* **WHAT TO DO**
Locate the word "this" in the entries below, then gather every line that holds it.

Entries taken from a collection:

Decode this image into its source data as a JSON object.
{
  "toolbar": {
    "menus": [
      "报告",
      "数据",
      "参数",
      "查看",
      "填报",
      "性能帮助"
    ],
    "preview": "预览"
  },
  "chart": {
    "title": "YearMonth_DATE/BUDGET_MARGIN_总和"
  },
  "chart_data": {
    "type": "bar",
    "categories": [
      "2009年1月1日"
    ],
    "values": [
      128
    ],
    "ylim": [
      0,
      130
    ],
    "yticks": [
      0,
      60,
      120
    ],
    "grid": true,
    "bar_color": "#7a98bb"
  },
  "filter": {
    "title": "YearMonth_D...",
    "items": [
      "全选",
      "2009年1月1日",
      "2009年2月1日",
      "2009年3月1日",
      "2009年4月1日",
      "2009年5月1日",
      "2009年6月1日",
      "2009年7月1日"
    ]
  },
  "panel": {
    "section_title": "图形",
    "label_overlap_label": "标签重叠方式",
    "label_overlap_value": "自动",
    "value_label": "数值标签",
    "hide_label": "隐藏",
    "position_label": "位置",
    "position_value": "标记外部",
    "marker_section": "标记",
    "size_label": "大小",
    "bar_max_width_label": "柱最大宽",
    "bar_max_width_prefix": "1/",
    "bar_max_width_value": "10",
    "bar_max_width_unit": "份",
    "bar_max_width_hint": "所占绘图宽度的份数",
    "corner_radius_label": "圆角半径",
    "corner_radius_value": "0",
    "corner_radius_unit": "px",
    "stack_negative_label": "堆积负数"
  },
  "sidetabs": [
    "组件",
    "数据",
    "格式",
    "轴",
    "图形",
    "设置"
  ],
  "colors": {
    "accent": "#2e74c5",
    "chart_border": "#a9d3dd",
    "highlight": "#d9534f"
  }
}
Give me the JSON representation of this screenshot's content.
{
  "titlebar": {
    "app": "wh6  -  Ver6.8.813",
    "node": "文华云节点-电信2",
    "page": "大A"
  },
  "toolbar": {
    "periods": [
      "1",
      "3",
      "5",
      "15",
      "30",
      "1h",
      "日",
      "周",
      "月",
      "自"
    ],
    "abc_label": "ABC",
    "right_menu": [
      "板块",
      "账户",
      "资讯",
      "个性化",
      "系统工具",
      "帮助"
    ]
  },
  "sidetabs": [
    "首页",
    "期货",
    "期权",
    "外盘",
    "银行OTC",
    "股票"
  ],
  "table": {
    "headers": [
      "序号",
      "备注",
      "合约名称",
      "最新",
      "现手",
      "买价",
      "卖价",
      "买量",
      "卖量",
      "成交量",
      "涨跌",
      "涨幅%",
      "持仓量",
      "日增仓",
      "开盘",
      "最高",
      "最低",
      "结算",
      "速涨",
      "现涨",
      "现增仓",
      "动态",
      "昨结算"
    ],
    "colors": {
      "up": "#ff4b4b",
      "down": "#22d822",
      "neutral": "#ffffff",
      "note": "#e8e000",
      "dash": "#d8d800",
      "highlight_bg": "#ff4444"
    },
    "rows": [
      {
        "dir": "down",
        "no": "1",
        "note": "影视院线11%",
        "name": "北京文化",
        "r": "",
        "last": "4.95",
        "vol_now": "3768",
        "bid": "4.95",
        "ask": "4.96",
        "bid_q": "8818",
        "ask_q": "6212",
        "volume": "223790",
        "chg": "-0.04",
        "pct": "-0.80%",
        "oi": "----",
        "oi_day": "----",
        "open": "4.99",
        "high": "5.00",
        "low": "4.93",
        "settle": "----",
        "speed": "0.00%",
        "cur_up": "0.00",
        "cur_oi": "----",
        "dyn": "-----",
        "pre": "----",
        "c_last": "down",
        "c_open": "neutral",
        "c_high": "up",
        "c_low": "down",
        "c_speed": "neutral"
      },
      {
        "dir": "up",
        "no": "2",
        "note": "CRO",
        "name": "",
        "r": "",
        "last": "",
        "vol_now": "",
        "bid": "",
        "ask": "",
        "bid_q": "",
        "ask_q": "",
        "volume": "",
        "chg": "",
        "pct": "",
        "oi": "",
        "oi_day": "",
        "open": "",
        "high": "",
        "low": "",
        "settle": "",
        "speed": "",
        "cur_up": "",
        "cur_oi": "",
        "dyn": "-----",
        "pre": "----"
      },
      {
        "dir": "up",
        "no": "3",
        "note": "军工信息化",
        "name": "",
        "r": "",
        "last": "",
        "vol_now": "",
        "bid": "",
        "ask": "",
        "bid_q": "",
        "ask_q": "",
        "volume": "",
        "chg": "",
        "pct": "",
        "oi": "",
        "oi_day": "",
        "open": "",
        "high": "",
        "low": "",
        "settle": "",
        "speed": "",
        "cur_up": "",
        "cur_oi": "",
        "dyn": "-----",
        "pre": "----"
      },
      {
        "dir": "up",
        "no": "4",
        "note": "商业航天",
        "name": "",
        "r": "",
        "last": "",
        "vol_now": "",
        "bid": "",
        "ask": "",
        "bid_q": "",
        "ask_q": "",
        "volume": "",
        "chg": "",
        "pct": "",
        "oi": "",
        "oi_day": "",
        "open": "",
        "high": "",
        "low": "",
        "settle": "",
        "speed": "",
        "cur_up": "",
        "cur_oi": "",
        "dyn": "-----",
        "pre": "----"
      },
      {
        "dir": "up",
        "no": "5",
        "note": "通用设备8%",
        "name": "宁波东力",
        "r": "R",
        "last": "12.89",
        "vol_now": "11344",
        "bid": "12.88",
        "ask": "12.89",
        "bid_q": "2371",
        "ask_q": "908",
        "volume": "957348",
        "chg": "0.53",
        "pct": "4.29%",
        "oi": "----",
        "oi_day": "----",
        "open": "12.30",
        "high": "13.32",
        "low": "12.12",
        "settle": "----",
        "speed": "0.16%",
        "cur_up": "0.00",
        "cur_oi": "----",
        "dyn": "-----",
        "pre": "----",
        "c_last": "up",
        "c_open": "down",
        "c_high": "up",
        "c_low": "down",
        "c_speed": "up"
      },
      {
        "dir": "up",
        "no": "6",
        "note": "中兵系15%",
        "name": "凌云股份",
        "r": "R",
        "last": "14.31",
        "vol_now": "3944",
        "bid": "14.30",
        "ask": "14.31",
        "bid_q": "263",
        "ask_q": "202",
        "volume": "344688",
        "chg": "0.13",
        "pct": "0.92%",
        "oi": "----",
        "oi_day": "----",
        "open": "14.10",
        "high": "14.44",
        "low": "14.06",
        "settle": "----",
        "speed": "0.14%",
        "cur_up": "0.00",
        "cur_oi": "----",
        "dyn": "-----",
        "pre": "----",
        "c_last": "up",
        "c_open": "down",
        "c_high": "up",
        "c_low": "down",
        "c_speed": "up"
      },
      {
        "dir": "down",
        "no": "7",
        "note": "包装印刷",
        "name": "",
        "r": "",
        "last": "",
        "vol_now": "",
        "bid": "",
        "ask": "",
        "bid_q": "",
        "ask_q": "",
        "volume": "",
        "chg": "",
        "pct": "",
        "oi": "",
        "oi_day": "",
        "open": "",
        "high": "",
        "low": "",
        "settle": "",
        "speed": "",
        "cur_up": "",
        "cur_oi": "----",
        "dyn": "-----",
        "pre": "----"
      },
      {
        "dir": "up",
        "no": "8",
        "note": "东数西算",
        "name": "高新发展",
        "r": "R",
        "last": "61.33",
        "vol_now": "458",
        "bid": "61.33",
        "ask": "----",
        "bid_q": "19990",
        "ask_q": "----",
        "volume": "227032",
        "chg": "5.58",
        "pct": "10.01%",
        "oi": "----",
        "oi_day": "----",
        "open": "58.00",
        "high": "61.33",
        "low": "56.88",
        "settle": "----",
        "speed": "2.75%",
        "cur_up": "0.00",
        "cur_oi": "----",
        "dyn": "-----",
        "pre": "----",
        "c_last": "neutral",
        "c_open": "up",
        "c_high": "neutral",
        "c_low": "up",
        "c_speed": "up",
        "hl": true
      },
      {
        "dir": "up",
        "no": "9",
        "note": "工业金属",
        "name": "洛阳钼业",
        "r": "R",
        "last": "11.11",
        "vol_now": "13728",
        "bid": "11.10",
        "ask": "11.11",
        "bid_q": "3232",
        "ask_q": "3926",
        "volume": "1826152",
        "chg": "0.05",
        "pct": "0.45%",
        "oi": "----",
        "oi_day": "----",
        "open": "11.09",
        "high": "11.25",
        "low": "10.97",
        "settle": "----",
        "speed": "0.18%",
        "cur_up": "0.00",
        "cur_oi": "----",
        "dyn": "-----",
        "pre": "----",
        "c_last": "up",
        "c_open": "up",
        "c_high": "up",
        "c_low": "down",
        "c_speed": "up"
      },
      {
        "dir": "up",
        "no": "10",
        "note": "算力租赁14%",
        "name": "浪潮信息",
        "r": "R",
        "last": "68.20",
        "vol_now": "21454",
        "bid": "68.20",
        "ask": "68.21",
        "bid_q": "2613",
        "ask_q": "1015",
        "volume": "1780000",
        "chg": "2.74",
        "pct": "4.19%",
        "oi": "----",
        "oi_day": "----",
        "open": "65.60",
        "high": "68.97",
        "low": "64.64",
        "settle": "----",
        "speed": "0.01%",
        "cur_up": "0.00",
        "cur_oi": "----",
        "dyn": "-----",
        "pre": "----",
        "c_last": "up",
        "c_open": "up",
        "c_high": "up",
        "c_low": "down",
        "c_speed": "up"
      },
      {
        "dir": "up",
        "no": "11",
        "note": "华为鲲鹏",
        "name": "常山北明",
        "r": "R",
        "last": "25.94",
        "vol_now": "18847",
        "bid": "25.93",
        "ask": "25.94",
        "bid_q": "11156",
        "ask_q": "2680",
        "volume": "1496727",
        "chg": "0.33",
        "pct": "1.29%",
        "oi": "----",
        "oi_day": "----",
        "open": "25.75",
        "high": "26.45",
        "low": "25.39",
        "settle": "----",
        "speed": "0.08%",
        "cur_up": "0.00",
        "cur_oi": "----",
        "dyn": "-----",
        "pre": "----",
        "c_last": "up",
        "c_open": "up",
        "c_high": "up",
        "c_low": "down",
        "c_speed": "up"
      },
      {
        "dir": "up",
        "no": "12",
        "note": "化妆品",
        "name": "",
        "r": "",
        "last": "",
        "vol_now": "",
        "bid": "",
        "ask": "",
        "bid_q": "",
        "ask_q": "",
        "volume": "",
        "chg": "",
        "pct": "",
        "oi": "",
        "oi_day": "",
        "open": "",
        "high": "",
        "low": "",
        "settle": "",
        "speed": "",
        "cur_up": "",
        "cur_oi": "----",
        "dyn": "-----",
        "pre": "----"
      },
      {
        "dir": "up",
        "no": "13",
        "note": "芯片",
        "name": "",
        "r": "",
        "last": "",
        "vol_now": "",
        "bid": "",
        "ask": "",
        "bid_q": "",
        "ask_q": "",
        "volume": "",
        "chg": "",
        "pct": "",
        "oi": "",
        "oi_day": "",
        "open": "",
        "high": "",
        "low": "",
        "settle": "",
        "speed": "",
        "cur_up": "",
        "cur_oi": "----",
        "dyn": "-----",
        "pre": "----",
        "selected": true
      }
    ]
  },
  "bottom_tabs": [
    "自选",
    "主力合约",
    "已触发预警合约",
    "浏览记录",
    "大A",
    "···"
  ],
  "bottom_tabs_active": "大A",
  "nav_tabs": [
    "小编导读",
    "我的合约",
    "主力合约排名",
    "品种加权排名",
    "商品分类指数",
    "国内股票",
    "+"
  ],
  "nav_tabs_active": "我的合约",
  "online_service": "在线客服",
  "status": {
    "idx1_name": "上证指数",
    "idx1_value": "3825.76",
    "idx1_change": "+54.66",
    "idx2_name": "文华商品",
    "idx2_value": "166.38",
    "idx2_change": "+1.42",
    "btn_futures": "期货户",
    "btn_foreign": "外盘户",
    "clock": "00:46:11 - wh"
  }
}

* **SOLVED EXERCISE**
Decode this image into its source data as a JSON object.
Give me the JSON representation of this screenshot's content.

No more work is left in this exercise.